Omit images. Retype all entries verbatim.

* * *

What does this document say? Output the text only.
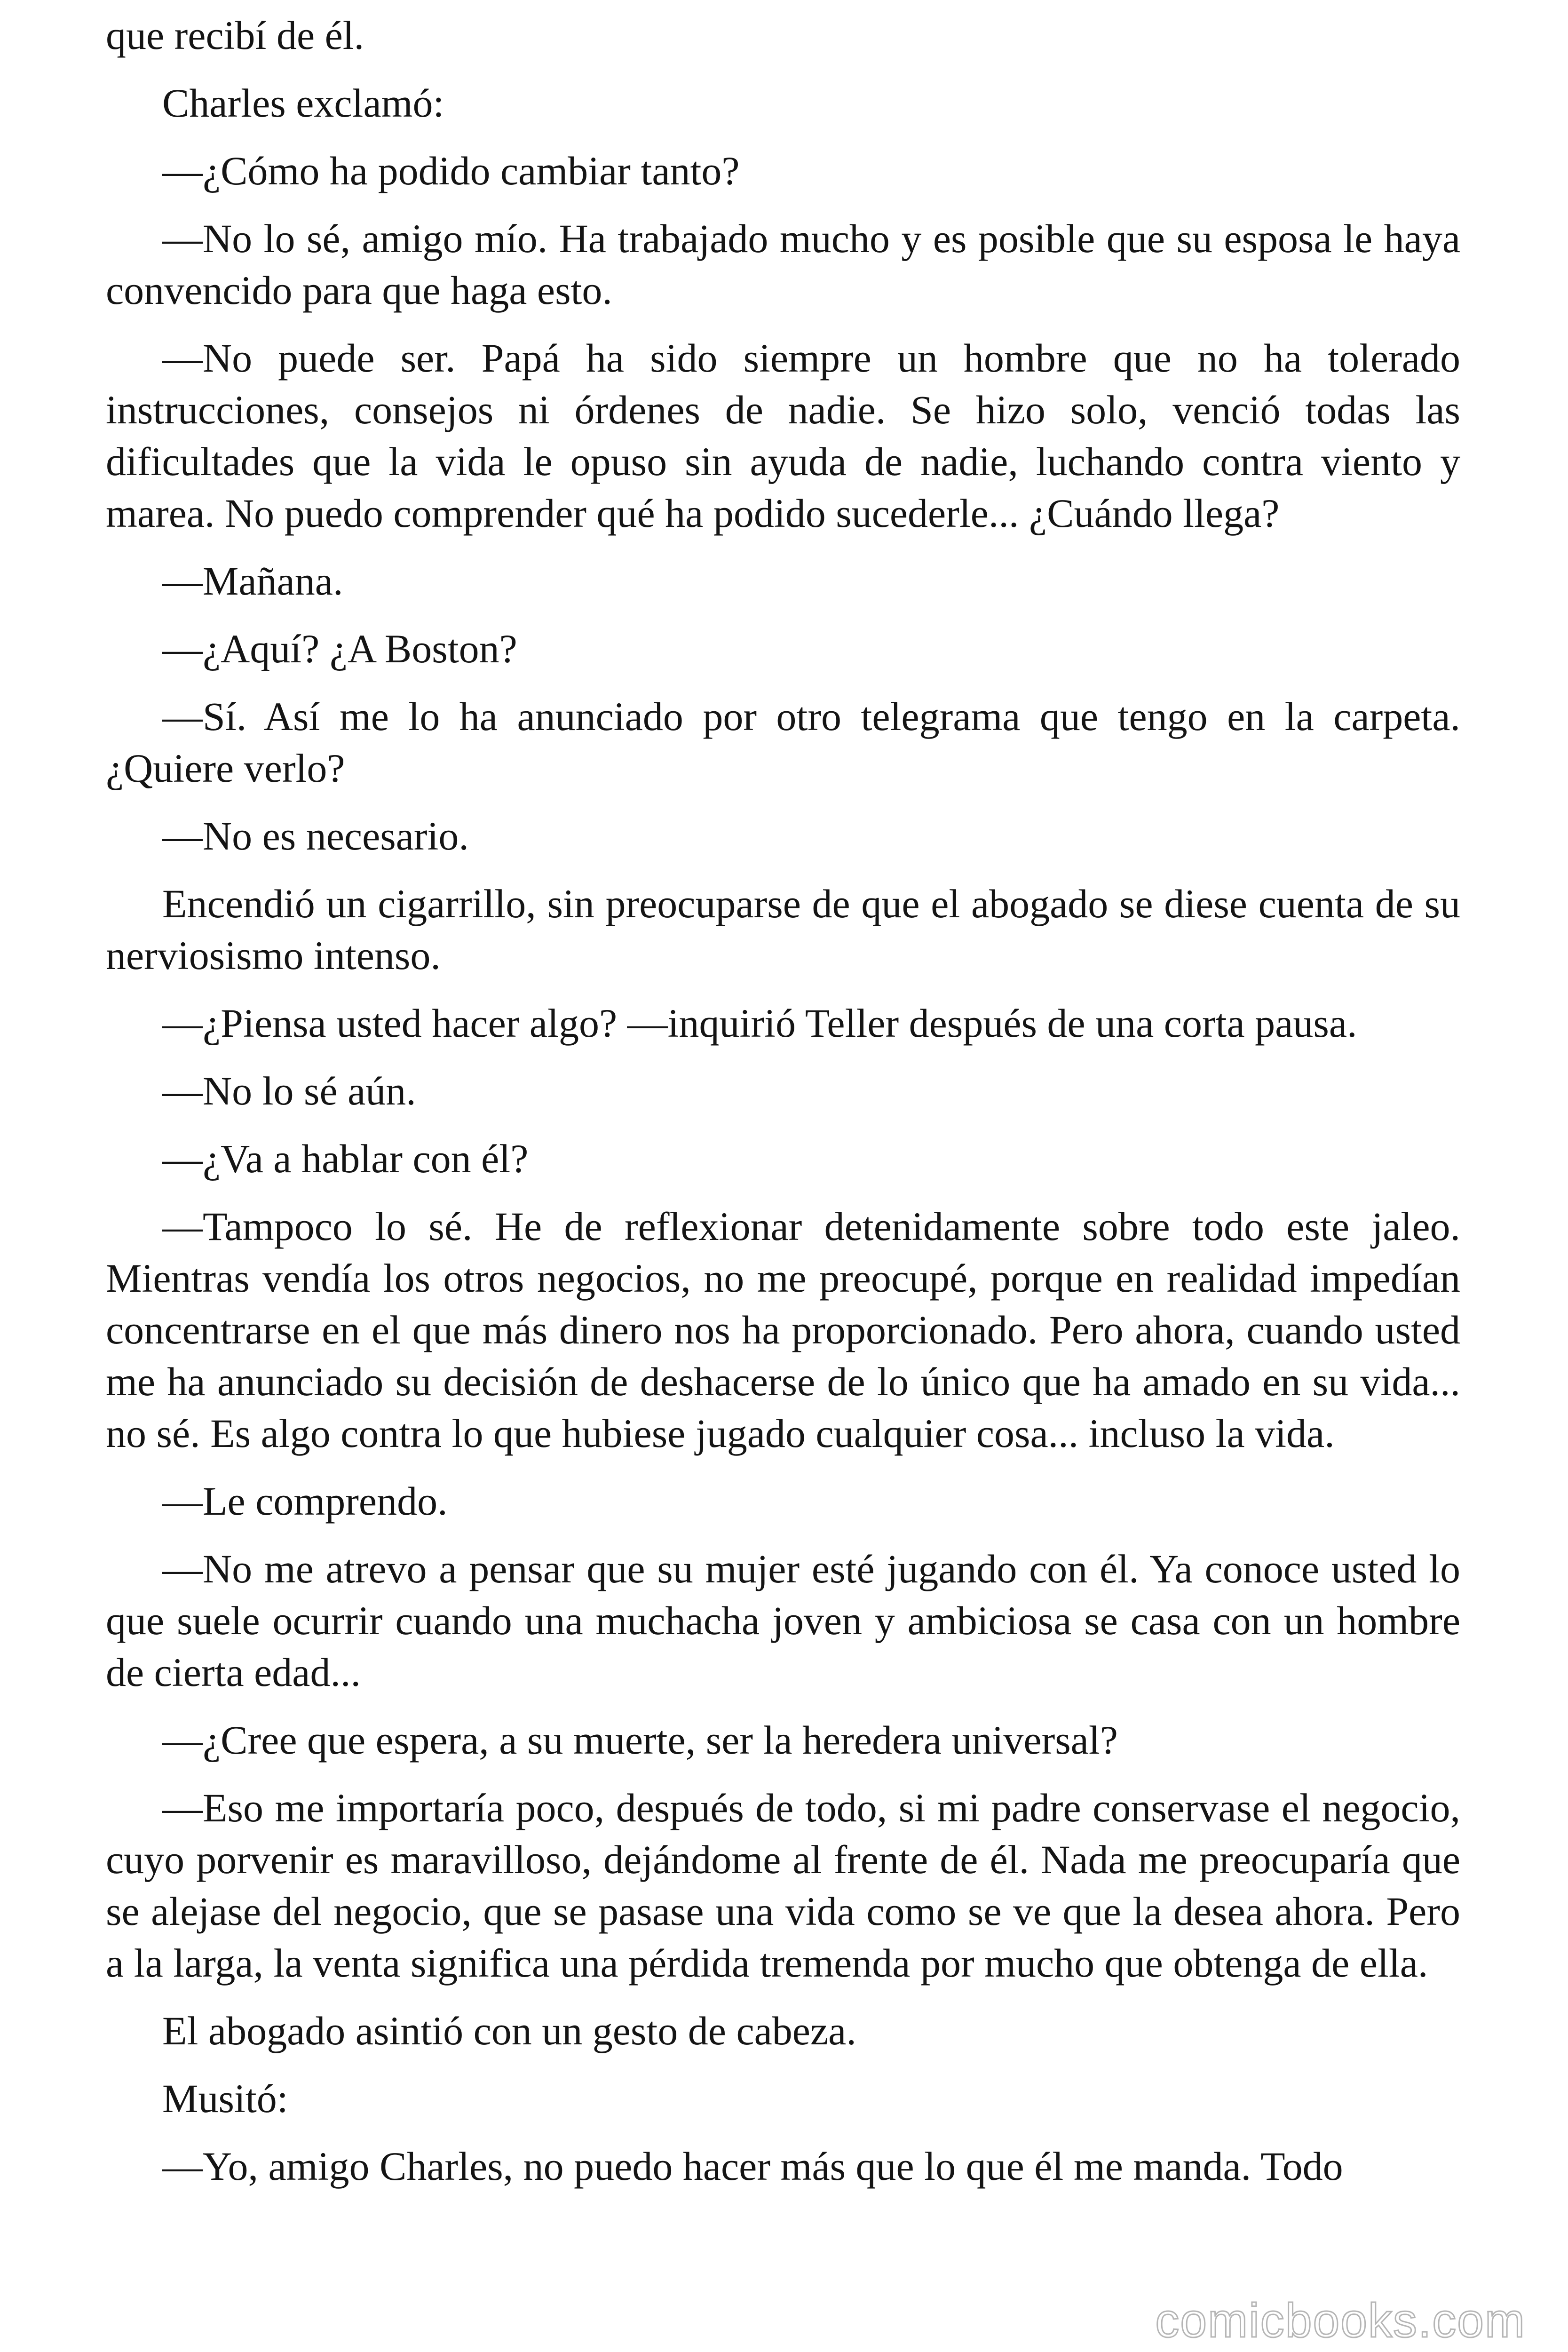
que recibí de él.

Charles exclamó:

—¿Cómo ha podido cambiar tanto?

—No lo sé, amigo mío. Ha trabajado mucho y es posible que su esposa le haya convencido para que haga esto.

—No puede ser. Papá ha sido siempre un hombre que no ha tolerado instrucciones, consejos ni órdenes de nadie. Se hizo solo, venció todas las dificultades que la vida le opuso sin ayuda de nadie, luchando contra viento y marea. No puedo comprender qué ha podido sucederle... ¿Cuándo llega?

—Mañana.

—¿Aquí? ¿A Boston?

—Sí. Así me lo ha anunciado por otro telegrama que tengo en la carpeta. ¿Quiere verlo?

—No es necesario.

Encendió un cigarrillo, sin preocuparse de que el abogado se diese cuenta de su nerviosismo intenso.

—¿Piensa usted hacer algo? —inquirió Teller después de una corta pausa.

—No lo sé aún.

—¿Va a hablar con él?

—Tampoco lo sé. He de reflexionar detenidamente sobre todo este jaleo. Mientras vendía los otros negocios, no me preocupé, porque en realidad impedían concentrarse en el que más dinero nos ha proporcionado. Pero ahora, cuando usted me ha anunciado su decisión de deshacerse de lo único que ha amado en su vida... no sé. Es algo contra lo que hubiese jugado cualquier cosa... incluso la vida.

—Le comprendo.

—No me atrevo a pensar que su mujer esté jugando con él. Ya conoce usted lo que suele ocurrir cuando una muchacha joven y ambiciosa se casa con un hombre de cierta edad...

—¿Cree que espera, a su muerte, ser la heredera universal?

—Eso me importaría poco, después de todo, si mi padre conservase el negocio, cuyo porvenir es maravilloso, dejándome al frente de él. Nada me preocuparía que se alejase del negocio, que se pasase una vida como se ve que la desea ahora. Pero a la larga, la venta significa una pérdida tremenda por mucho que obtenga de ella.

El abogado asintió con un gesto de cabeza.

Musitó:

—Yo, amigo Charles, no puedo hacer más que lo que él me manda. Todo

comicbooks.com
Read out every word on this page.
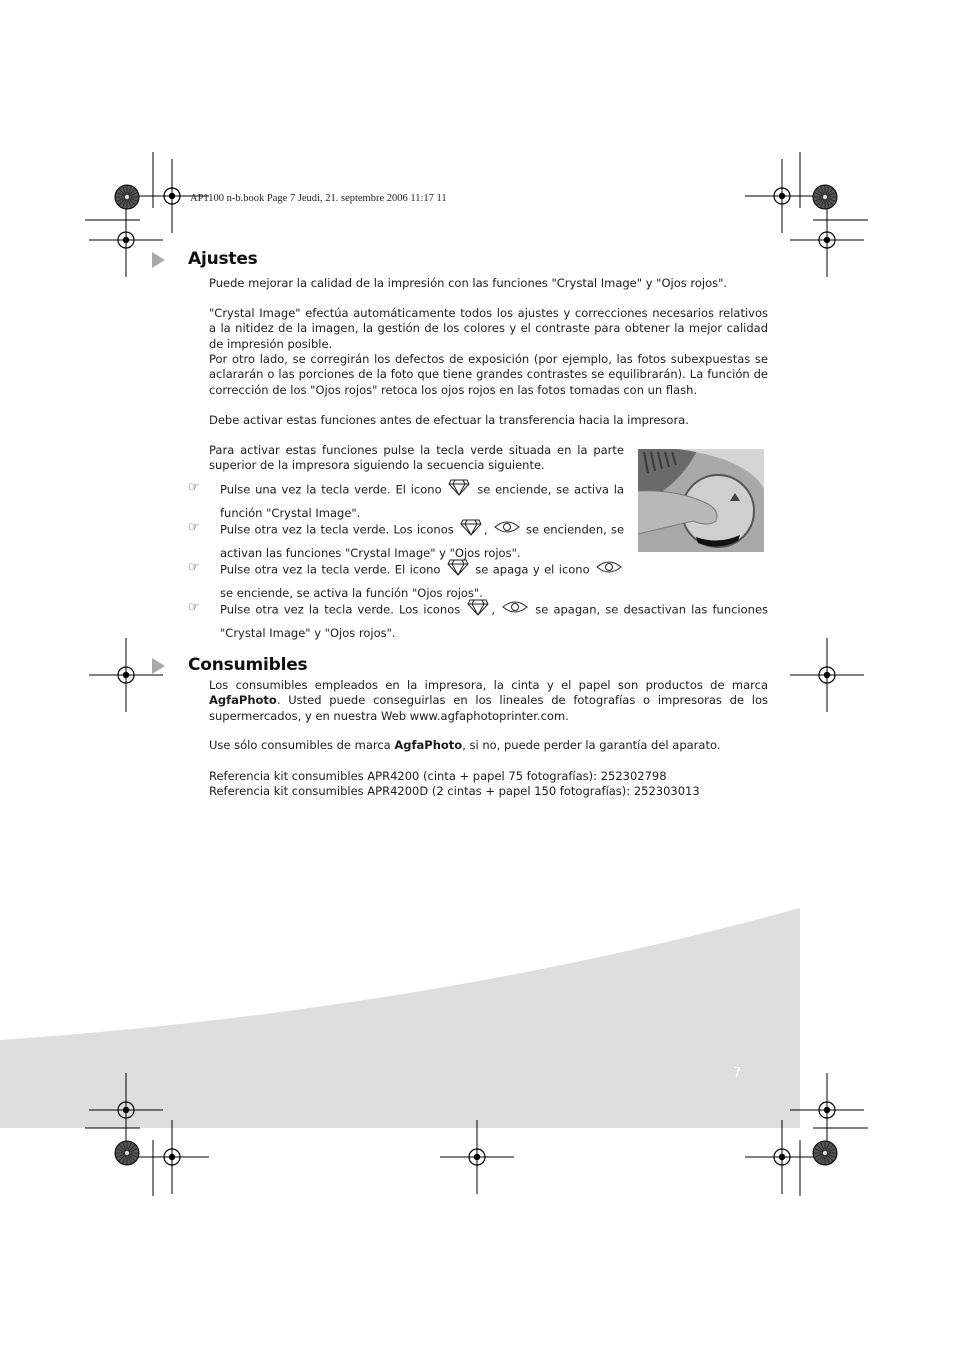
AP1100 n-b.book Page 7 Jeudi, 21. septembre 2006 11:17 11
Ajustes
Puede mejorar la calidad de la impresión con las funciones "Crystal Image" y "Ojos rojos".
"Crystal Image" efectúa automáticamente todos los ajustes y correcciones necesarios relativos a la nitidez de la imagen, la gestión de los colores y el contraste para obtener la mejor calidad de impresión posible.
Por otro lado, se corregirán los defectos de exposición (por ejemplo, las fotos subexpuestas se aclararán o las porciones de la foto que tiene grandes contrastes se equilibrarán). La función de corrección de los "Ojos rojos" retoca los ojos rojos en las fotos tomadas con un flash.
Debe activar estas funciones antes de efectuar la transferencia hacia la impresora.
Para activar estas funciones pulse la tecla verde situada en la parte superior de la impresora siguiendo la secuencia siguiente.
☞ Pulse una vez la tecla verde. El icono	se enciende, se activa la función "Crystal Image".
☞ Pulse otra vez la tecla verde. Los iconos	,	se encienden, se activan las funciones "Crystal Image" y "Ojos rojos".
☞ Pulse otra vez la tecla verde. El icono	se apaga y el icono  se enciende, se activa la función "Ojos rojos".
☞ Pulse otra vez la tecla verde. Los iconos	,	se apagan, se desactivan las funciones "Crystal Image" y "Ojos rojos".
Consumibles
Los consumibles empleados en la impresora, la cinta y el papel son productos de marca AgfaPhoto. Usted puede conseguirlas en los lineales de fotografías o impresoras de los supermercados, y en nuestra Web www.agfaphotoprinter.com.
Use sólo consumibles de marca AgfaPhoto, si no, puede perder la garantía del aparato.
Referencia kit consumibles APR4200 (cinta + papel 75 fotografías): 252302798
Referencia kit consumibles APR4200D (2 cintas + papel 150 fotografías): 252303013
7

* * *

**OUTPUT FOR THIS TASK:**
What does this document say? Output the text only.
que recibí de él.

Charles exclamó:

—¿Cómo ha podido cambiar tanto?

—No lo sé, amigo mío. Ha trabajado mucho y es posible que su esposa le haya convencido para que haga esto.

—No puede ser. Papá ha sido siempre un hombre que no ha tolerado instrucciones, consejos ni órdenes de nadie. Se hizo solo, venció todas las dificultades que la vida le opuso sin ayuda de nadie, luchando contra viento y marea. No puedo comprender qué ha podido sucederle... ¿Cuándo llega?

—Mañana.

—¿Aquí? ¿A Boston?

—Sí. Así me lo ha anunciado por otro telegrama que tengo en la carpeta. ¿Quiere verlo?

—No es necesario.

Encendió un cigarrillo, sin preocuparse de que el abogado se diese cuenta de su nerviosismo intenso.

—¿Piensa usted hacer algo? —inquirió Teller después de una corta pausa.

—No lo sé aún.

—¿Va a hablar con él?

—Tampoco lo sé. He de reflexionar detenidamente sobre todo este jaleo. Mientras vendía los otros negocios, no me preocupé, porque en realidad impedían concentrarse en el que más dinero nos ha proporcionado. Pero ahora, cuando usted me ha anunciado su decisión de deshacerse de lo único que ha amado en su vida... no sé. Es algo contra lo que hubiese jugado cualquier cosa... incluso la vida.

—Le comprendo.

—No me atrevo a pensar que su mujer esté jugando con él. Ya conoce usted lo que suele ocurrir cuando una muchacha joven y ambiciosa se casa con un hombre de cierta edad...

—¿Cree que espera, a su muerte, ser la heredera universal?

—Eso me importaría poco, después de todo, si mi padre conservase el negocio, cuyo porvenir es maravilloso, dejándome al frente de él. Nada me preocuparía que se alejase del negocio, que se pasase una vida como se ve que la desea ahora. Pero a la larga, la venta significa una pérdida tremenda por mucho que obtenga de ella.

El abogado asintió con un gesto de cabeza.

Musitó:

—Yo, amigo Charles, no puedo hacer más que lo que él me manda. Todo

comicbooks.com
Read out every word on this page.
AP1100 n-b.book Page 7 Jeudi, 21. septembre 2006 11:17 11
Ajustes
Puede mejorar la calidad de la impresión con las funciones "Crystal Image" y "Ojos rojos".
"Crystal Image" efectúa automáticamente todos los ajustes y correcciones necesarios relativos a la nitidez de la imagen, la gestión de los colores y el contraste para obtener la mejor calidad de impresión posible.
Por otro lado, se corregirán los defectos de exposición (por ejemplo, las fotos subexpuestas se aclararán o las porciones de la foto que tiene grandes contrastes se equilibrarán). La función de corrección de los "Ojos rojos" retoca los ojos rojos en las fotos tomadas con un flash.
Debe activar estas funciones antes de efectuar la transferencia hacia la impresora.
Para activar estas funciones pulse la tecla verde situada en la parte superior de la impresora siguiendo la secuencia siguiente.
☞ Pulse una vez la tecla verde. El icono	se enciende, se activa la función "Crystal Image".
☞ Pulse otra vez la tecla verde. Los iconos	,	se encienden, se activan las funciones "Crystal Image" y "Ojos rojos".
☞ Pulse otra vez la tecla verde. El icono	se apaga y el icono  se enciende, se activa la función "Ojos rojos".
☞ Pulse otra vez la tecla verde. Los iconos	,	se apagan, se desactivan las funciones "Crystal Image" y "Ojos rojos".
Consumibles
Los consumibles empleados en la impresora, la cinta y el papel son productos de marca AgfaPhoto. Usted puede conseguirlas en los lineales de fotografías o impresoras de los supermercados, y en nuestra Web www.agfaphotoprinter.com.
Use sólo consumibles de marca AgfaPhoto, si no, puede perder la garantía del aparato.
Referencia kit consumibles APR4200 (cinta + papel 75 fotografías): 252302798
Referencia kit consumibles APR4200D (2 cintas + papel 150 fotografías): 252303013
7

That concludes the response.